* [Document segment]:
* * * *
In some embodiments of the invention, the flow directing component 46 is attached to the crown section 38. In a variant, the flow directing component 46 is self-destructible, as described hereinabove. In another variant, the flow directing component 46 is detachable automatically from the crown section 38 upon the crown section 38 reaching the predetermined wear threshold. This is achievable, for example, by attaching a relatively robust flow directing component 46 to the crown section 38 through relatively weak attachments. In other embodiments of the invention, the flow directing component 46 extends integrally as a single piece of material from the crown section 38 but is coupled thereto through relatively thin links, as described in greater details hereinbelow.

Typically, the drill bit 26 is usable to drill through a material 50, as shown in FIG. 5, when injecting the fluid 28 into the body passageway 36. In FIG. 5, the drill bit 26 is shown after the predetermined wear threshold has been reached and the flow directing component 46 has been destroyed. The predetermined wear threshold is typically such that the crown section 38 is cooled by the fluid 28 when drilling through the material 50 both before and after the predetermined wear threshold has been reached, which is achievable by suitable configuring and sizing the flow directing component 46.

Returning to 4, there is shown a specific example of the drill bit 26 allowing for the achievement of the above described functionalities. The drill bit 26 includes a crown section 38 that defines a radially inwardmost crown inner surface 54. The crown inner surface 54 delimits the crown passageway 44. The crown section 38 also defines a radially outwardmost crown outer surface 56 and one, and typically a set, of slots 58 extend substantially radially through the crown section 38 between the crown inner and outer surfaces 54 and 56, the slots 58 being better seen in FIG. 3. The slots 58 each define a slot proximal end 60 and a substantially longitudinally opposed slot distal end 62, the slot distal end 62 being typically substantially adjacent to the crown distal end 40. Therefore, each of the slots 58 typically defines a gap 64 at the slot distal end 62. However, it is within the scope of the invention to have slots 58 that are not opened at the slot distal end 62, and that are therefore longitudinally interrupted before reaching the crown distal end 40.

The slots 58 each define substantially opposed slot lateral walls 65 and 66 that are substantially circumferentially spaced apart from each other around the crown section 38 (only one of which is seen in FIG. 4). Each slot 58 also defines a slot proximal wall 68 substantially adjacent the slot proximal end 60, the slot lateral walls 65 and 66 typically extending substantially longitudinally away from the slot proximal wall 68. In some embodiments of the invention, the slot proximal wall 68 has a a radial cross-section having a substantially convex configuration and defines an apex 72. However, in alternative embodiments of the invention, the slot proximal wall 68 has any other radial cross-sectional configuration.
* * * *
* [Listed records]:
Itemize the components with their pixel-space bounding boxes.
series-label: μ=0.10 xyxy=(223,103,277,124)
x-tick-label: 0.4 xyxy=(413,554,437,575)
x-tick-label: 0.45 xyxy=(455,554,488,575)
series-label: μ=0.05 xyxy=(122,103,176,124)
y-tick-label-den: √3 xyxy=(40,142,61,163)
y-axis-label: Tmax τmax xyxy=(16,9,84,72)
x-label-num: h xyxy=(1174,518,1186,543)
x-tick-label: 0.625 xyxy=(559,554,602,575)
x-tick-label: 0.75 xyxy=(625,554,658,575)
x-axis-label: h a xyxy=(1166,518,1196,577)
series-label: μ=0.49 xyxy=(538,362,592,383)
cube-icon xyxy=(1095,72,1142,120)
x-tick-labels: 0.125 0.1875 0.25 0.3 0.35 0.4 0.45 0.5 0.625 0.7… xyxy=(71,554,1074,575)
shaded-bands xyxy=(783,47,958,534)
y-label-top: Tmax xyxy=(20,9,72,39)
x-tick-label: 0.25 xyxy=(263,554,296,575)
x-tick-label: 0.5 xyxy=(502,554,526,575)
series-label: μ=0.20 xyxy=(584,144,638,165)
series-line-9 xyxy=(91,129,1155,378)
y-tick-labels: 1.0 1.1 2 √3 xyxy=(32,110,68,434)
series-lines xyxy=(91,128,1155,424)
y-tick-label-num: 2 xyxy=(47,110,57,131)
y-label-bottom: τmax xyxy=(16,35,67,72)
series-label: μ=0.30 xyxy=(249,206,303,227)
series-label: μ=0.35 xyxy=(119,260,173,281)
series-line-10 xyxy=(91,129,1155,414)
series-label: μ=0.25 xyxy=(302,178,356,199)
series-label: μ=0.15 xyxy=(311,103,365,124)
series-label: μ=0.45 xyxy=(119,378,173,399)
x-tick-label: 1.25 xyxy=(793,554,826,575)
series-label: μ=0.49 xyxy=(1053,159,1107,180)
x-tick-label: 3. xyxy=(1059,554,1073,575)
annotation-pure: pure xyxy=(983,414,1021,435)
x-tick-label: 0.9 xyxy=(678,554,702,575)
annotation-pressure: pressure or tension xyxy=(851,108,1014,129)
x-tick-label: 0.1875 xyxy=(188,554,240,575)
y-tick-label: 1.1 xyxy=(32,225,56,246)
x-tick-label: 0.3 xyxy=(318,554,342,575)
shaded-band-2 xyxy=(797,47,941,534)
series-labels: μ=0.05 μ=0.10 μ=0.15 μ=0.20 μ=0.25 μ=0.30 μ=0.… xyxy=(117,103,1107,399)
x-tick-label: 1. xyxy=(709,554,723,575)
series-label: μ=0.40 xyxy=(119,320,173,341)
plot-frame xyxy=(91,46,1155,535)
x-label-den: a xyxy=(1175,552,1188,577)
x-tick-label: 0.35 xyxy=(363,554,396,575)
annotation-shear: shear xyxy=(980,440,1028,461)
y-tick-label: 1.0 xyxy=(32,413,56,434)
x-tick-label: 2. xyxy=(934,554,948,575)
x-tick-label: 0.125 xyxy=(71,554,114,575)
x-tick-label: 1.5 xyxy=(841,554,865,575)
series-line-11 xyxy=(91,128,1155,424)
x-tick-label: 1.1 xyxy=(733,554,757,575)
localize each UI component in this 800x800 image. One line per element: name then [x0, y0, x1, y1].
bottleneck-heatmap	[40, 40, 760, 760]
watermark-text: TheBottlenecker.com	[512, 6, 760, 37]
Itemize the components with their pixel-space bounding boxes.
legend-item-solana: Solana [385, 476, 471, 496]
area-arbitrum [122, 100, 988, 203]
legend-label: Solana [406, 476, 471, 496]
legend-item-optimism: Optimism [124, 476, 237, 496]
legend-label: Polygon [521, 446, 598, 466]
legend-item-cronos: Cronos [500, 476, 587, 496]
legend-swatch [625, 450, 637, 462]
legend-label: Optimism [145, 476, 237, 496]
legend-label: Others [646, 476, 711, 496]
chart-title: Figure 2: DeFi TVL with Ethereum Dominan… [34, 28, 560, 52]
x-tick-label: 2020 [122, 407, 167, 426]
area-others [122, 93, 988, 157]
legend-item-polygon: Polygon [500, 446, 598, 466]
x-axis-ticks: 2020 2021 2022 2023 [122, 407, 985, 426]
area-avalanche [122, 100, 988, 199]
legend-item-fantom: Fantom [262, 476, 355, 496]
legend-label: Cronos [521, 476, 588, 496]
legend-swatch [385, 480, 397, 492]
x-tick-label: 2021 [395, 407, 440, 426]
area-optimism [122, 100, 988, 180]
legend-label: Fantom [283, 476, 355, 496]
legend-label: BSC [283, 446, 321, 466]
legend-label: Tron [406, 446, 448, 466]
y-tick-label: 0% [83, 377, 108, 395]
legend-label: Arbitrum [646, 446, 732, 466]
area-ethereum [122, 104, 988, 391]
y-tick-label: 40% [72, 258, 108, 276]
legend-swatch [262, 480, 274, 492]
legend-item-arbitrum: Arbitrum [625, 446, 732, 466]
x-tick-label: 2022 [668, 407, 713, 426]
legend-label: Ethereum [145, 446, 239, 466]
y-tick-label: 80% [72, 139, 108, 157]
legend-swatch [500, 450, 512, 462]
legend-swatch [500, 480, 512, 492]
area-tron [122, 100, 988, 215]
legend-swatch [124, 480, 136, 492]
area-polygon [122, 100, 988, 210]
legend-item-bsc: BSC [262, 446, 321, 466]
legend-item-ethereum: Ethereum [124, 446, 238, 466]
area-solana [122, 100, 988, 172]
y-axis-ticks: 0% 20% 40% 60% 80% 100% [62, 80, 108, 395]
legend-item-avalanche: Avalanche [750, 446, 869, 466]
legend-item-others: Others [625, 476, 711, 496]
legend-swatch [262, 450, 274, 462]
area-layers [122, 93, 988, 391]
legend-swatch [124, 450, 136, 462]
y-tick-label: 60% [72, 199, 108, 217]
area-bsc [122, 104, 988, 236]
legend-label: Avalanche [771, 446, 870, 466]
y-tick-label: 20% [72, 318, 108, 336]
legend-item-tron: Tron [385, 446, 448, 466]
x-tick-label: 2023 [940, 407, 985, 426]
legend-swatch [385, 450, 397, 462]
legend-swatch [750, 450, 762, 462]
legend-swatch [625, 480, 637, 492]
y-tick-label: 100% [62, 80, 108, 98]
* * * *
Continue the drill bit description from the point where it stops.

In some embodiments of the invention, the slots 58 define a slot reinforcing member 70 extending substantially circumferentially across the slot 58, between the slot lateral walls 65 and 66, at a location spaced apart from the slot proximal wall 68.

As better seen in FIG. 3, the flow directing component 46 typically includes a flow directing portion 74 and an attachment portion 76. The flow directing portion 74 is located inside the slot 58 when the flow directing component is attached to the crown section 38 and is provided for directing the flow of the fluid 28 therearound inside the slot 58. The attachment portion 76 is provided for attaching the flow directing component 46 to the crown section 38, for example, in some embodiments of the invention, to the slot reinforcing member 70. The attachment portion 76 is operatively coupled to the flow directing portion 74 for positioning the flow directing portion 74 inside the slot 58. In the embodiment of the invention shown in the drawings, the flow directing portion 74 substantially obstructs the slot 58 between the slot reinforcing member 70 and the slot proximal wall 68. Therefore, in this embodiment, when the flow directing portion 74 is present in the slot 58, before the predetermined wear threshold has been reached, substantially no fluid 28 can flow through the slot 58 between the slot proximal wall 68 and the slot reinforcing member 70. This causes substantially all the fluid 28 to be directed towards the crown distal end 40 so as to facilitate cooling of the crown section 38 when drilling is performed and facilitate clearing of debris produced by the drilling process. In some embodiments of the invention, the flow directing portion 74 extends longitudinally along between about 25 and about 75 percents of the slot 58 when the drill bit 26 is manufactured, but other values of this extent are within the scope of the present invention.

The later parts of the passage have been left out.